* Problem to solve *
Drop every picture and give the entries back exactly.

* Entries shown *
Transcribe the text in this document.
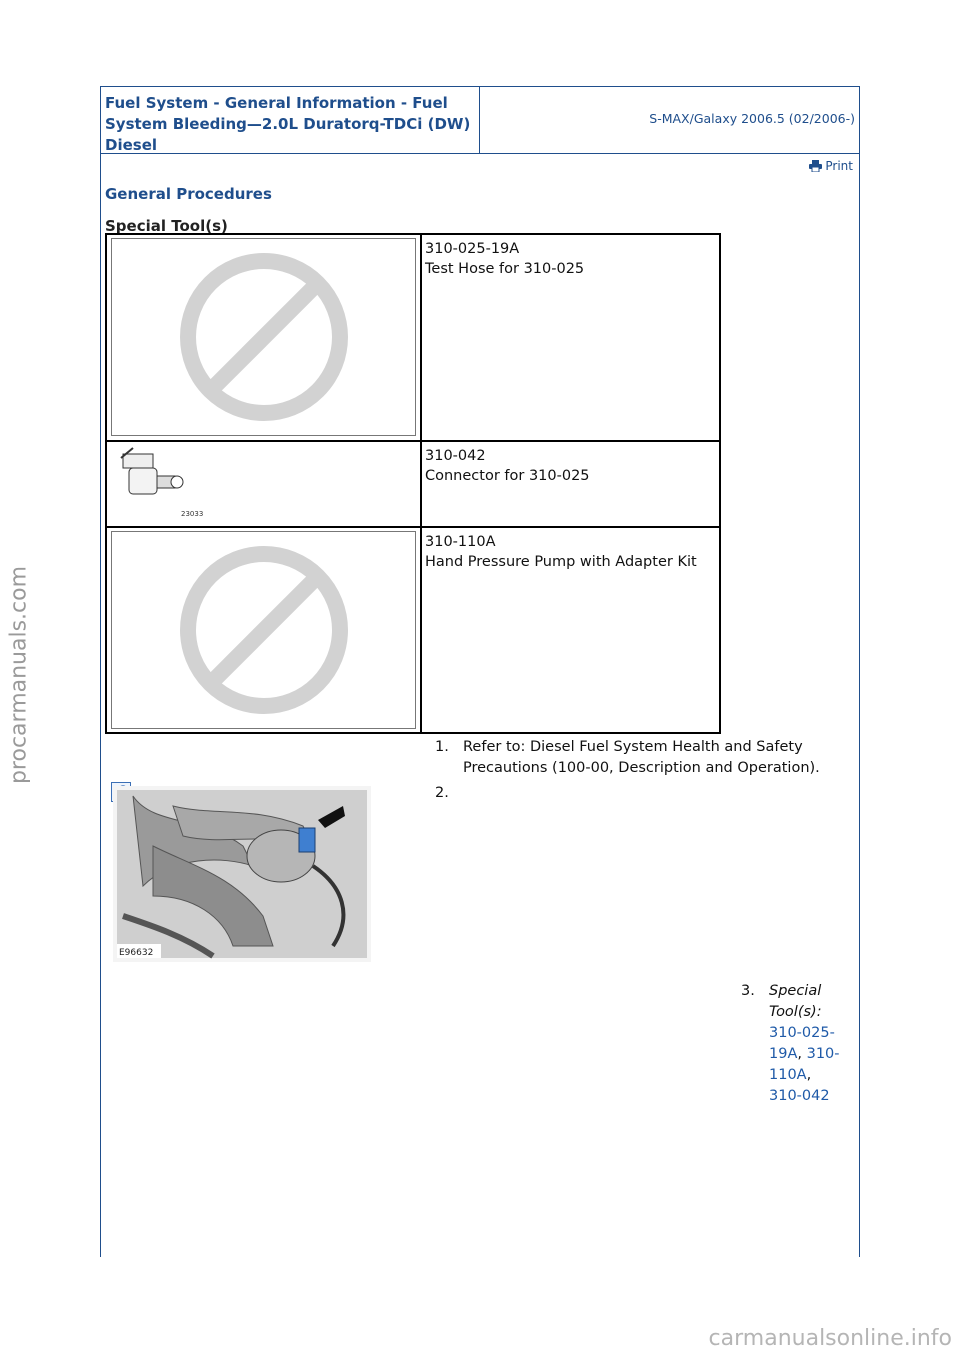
Fuel System - General Information - Fuel System Bleeding—2.0L Duratorq-TDCi (DW) Diesel
S-MAX/Galaxy 2006.5 (02/2006-)
Print
General Procedures
Special Tool(s)

310-025-19A
Test Hose for 310-025

23033	310-042
Connector for 310-025

310-110A
Hand Pressure Pump with Adapter Kit
1. Refer to: Diesel Fuel System Health and Safety
Precautions (100-00, Description and Operation).
E96632
2.
3. Special
Tool(s):
310-025-
19A, 310-
110A,
310-042
procarmanuals.com
carmanualsonline.info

* Output *
Transcribe the text in this document.
Fuel System - General Information - Fuel System Bleeding—2.0L Duratorq-TDCi (DW) Diesel
S-MAX/Galaxy 2006.5 (02/2006-)
Print
General Procedures
Special Tool(s)

310-025-19A
Test Hose for 310-025

23033	310-042
Connector for 310-025

310-110A
Hand Pressure Pump with Adapter Kit
1. Refer to: Diesel Fuel System Health and Safety
Precautions (100-00, Description and Operation).
E96632
2.
3. Special
Tool(s):
310-025-
19A, 310-
110A,
310-042
procarmanuals.com
carmanualsonline.info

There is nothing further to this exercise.